Task goal -> Work out how many lines hold the string "laquelle". The answer is a single number, nothing more.

────────────────────────────────────────

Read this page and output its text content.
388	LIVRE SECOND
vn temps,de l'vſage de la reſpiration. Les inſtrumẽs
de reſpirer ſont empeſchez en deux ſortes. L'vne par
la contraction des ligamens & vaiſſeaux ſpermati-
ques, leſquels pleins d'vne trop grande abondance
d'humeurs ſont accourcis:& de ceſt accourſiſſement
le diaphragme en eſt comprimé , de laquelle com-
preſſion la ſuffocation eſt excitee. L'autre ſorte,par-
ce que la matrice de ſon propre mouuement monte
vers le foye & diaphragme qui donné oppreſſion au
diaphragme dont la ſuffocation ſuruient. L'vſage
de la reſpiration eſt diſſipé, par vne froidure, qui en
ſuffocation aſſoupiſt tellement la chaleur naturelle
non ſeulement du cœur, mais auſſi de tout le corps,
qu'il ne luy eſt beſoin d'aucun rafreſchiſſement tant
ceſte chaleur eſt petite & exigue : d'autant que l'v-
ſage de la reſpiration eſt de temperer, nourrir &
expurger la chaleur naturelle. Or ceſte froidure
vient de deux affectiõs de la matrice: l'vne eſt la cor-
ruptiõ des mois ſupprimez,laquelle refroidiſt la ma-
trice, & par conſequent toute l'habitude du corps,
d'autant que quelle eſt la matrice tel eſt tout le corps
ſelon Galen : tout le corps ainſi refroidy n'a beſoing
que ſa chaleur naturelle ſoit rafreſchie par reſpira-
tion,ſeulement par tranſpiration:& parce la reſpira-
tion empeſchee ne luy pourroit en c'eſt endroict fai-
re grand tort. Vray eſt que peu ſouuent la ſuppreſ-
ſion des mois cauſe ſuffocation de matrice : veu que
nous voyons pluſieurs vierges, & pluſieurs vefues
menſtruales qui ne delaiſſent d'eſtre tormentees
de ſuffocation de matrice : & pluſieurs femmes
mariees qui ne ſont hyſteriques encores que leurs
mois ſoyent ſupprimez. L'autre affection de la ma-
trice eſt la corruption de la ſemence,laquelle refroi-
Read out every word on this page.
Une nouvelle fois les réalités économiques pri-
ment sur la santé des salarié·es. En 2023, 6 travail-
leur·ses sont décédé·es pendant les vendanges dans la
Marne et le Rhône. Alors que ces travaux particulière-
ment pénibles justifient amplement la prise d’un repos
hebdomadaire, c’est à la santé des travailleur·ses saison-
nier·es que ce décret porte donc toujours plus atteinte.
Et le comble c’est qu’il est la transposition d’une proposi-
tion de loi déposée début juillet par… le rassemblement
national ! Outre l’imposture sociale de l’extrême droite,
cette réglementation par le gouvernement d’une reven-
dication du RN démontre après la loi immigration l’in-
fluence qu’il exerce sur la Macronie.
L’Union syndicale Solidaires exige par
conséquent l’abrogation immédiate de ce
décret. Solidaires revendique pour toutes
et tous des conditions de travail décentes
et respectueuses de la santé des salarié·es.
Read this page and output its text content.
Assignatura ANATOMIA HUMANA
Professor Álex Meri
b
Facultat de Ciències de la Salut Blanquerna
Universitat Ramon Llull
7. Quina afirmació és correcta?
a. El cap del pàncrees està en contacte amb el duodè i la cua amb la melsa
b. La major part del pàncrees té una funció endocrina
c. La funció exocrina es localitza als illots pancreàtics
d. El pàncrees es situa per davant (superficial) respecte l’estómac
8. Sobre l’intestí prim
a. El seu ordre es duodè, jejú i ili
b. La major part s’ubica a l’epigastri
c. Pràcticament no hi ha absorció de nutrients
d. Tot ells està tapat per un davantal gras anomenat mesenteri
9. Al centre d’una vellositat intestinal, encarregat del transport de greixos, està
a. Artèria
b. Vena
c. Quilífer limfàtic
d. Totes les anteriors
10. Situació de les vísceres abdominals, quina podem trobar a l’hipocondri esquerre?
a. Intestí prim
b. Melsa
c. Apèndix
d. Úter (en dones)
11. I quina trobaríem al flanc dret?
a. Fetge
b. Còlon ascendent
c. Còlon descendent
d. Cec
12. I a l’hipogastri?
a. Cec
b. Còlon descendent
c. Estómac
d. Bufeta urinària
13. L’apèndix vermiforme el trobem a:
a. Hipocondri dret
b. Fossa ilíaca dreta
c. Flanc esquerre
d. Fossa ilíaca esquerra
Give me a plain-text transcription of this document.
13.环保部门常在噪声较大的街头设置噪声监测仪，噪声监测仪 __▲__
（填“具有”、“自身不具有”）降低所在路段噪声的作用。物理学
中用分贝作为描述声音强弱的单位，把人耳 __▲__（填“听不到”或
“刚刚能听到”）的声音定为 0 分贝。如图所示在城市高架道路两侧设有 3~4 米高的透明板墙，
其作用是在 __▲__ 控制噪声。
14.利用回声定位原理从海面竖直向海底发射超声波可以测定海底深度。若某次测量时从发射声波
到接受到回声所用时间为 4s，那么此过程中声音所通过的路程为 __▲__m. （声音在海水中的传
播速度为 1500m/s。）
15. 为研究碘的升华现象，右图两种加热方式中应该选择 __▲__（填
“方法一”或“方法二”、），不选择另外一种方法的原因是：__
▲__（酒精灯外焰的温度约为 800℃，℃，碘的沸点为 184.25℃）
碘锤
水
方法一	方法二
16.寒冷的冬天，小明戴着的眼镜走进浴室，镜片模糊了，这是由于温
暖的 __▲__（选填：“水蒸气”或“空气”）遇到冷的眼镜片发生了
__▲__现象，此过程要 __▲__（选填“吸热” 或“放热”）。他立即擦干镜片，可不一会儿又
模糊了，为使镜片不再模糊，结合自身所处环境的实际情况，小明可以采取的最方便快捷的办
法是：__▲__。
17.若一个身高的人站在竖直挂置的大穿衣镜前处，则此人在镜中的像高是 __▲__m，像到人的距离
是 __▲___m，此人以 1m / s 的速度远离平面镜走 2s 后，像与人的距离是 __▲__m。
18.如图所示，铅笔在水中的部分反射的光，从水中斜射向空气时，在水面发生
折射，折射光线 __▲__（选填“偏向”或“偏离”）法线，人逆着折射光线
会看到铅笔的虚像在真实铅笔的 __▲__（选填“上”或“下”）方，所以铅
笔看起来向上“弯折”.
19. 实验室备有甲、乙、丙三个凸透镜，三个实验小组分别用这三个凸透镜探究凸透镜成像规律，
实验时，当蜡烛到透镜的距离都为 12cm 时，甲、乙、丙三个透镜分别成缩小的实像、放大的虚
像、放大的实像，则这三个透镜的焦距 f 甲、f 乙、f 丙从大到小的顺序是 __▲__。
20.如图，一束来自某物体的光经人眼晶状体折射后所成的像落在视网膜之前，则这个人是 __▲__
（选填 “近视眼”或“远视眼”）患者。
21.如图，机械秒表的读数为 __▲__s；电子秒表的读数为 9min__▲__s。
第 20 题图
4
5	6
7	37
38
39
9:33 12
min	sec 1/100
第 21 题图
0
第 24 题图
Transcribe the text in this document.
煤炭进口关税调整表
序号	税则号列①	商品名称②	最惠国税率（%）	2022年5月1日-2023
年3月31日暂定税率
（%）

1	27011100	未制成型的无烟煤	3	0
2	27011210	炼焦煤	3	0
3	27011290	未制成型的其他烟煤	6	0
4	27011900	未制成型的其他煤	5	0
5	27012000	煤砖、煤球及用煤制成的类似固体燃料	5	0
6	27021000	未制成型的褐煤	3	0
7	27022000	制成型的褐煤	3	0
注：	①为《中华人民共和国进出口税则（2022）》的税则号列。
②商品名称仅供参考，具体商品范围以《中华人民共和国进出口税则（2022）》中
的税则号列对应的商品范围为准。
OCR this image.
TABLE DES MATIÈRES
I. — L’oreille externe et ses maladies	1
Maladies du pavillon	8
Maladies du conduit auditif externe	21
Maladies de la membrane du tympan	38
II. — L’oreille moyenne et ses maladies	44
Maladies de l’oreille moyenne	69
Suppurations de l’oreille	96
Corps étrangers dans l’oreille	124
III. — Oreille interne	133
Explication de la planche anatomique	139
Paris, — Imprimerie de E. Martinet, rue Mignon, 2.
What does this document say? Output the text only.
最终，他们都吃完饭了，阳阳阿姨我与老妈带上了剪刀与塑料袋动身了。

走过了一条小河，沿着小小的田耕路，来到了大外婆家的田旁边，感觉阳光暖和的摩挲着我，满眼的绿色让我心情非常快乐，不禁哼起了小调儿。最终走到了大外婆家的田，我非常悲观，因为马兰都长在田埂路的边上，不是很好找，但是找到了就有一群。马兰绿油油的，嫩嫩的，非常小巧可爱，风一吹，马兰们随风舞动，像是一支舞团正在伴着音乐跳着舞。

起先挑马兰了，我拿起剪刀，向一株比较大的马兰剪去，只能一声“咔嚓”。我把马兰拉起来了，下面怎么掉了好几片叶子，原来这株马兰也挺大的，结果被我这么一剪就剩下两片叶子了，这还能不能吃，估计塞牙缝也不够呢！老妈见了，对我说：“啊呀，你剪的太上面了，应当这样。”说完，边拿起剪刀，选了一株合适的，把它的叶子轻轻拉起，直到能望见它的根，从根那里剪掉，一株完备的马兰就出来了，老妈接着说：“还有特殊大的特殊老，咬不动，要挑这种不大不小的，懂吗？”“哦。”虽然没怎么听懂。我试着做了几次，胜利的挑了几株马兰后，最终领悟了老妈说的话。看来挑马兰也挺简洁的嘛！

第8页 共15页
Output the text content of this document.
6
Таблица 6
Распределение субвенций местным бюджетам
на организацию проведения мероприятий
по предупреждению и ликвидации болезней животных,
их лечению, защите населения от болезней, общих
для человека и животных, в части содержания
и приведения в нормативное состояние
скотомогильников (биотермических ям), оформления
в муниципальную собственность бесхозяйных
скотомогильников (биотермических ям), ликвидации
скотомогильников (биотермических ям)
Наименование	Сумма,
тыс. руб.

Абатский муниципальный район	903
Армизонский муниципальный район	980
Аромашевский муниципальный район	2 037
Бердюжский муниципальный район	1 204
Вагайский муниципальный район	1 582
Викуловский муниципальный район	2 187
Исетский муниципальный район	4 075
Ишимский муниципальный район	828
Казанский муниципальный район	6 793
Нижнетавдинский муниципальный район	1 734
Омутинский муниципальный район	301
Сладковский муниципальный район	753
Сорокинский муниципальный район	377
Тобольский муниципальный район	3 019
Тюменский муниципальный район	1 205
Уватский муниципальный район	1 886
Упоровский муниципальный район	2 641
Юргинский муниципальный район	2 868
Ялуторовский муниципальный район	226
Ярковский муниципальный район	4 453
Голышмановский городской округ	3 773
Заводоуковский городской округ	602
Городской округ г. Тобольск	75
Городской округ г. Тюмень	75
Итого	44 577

────────────────────────────────────────

Solution -> 3